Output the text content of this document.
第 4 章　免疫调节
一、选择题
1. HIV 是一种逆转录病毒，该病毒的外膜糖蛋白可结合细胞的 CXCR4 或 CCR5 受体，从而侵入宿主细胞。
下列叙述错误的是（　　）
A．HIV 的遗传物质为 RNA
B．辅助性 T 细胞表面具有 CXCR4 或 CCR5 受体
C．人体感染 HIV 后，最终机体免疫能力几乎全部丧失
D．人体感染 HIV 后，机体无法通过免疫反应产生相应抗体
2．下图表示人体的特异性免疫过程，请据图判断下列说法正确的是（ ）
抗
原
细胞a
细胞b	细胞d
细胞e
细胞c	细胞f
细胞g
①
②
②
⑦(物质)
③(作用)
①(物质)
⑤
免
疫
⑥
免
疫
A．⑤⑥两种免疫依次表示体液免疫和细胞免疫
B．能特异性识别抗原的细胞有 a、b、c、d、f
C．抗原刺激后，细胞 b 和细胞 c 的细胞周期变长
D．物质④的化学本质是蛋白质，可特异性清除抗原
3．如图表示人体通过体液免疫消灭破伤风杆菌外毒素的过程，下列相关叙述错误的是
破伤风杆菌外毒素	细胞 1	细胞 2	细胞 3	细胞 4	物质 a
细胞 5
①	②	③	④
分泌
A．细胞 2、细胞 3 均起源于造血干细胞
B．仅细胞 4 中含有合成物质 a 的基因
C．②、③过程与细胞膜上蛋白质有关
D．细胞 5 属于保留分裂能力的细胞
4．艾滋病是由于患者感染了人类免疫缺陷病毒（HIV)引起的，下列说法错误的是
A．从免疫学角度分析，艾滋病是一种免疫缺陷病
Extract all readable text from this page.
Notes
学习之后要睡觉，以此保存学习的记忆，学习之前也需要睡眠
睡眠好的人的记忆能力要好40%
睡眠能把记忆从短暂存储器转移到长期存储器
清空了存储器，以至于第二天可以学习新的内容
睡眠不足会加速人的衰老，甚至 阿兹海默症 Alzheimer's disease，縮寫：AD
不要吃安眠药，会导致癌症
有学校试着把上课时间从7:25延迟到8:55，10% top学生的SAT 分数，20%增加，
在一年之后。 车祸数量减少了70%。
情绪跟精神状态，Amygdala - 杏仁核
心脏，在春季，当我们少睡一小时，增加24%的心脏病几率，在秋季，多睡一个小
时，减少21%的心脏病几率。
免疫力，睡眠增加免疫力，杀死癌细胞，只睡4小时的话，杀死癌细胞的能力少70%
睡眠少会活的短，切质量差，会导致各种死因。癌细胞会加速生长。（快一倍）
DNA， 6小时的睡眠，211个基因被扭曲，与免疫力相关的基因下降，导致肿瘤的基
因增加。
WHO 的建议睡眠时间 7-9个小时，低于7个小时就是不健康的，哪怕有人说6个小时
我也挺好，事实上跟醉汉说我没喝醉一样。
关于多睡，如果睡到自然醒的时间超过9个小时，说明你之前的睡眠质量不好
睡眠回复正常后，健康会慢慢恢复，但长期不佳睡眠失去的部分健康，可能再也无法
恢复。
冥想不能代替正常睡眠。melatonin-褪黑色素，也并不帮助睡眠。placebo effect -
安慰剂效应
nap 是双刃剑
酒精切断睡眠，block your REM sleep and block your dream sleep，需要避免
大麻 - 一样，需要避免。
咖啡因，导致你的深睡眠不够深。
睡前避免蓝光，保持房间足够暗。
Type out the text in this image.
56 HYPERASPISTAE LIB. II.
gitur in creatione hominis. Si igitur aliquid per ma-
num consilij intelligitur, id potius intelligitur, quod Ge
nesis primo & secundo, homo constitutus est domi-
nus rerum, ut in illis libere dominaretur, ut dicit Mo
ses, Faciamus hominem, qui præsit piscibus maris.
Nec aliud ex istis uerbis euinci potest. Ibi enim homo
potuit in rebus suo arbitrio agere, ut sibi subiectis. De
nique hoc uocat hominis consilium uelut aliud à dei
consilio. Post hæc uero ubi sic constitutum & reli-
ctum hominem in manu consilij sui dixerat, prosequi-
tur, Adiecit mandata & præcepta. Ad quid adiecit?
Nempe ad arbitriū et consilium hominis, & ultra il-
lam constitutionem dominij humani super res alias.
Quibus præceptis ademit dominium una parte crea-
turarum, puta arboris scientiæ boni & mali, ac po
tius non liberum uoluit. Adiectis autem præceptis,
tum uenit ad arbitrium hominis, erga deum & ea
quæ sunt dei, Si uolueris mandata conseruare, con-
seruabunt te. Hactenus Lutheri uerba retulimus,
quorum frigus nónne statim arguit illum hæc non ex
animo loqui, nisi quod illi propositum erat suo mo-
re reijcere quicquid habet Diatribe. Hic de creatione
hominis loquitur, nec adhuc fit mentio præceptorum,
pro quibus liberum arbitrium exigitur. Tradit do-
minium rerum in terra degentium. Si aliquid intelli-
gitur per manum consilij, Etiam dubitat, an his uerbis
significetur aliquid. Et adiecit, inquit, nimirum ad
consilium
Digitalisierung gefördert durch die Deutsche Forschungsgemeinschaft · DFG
· · · · · · ·
■ Do this ■
Everything from the line containing "Type out the text in this image." to the end of the data above should be quoted exactly, please, both ends included, and nothing outside that span.

■ Solution ■
Type out the text in this image.
56 HYPERASPISTAE LIB. II.
gitur in creatione hominis. Si igitur aliquid per ma-
num consilij intelligitur, id potius intelligitur, quod Ge
nesis primo & secundo, homo constitutus est domi-
nus rerum, ut in illis libere dominaretur, ut dicit Mo
ses, Faciamus hominem, qui præsit piscibus maris.
Nec aliud ex istis uerbis euinci potest. Ibi enim homo
potuit in rebus suo arbitrio agere, ut sibi subiectis. De
nique hoc uocat hominis consilium uelut aliud à dei
consilio. Post hæc uero ubi sic constitutum & reli-
ctum hominem in manu consilij sui dixerat, prosequi-
tur, Adiecit mandata & præcepta. Ad quid adiecit?
Nempe ad arbitriū et consilium hominis, & ultra il-
lam constitutionem dominij humani super res alias.
Quibus præceptis ademit dominium una parte crea-
turarum, puta arboris scientiæ boni & mali, ac po
tius non liberum uoluit. Adiectis autem præceptis,
tum uenit ad arbitrium hominis, erga deum & ea
quæ sunt dei, Si uolueris mandata conseruare, con-
seruabunt te. Hactenus Lutheri uerba retulimus,
quorum frigus nónne statim arguit illum hæc non ex
animo loqui, nisi quod illi propositum erat suo mo-
re reijcere quicquid habet Diatribe. Hic de creatione
hominis loquitur, nec adhuc fit mentio præceptorum,
pro quibus liberum arbitrium exigitur. Tradit do-
minium rerum in terra degentium. Si aliquid intelli-
gitur per manum consilij, Etiam dubitat, an his uerbis
significetur aliquid. Et adiecit, inquit, nimirum ad
consilium
Digitalisierung gefördert durch die Deutsche Forschungsgemeinschaft · DFG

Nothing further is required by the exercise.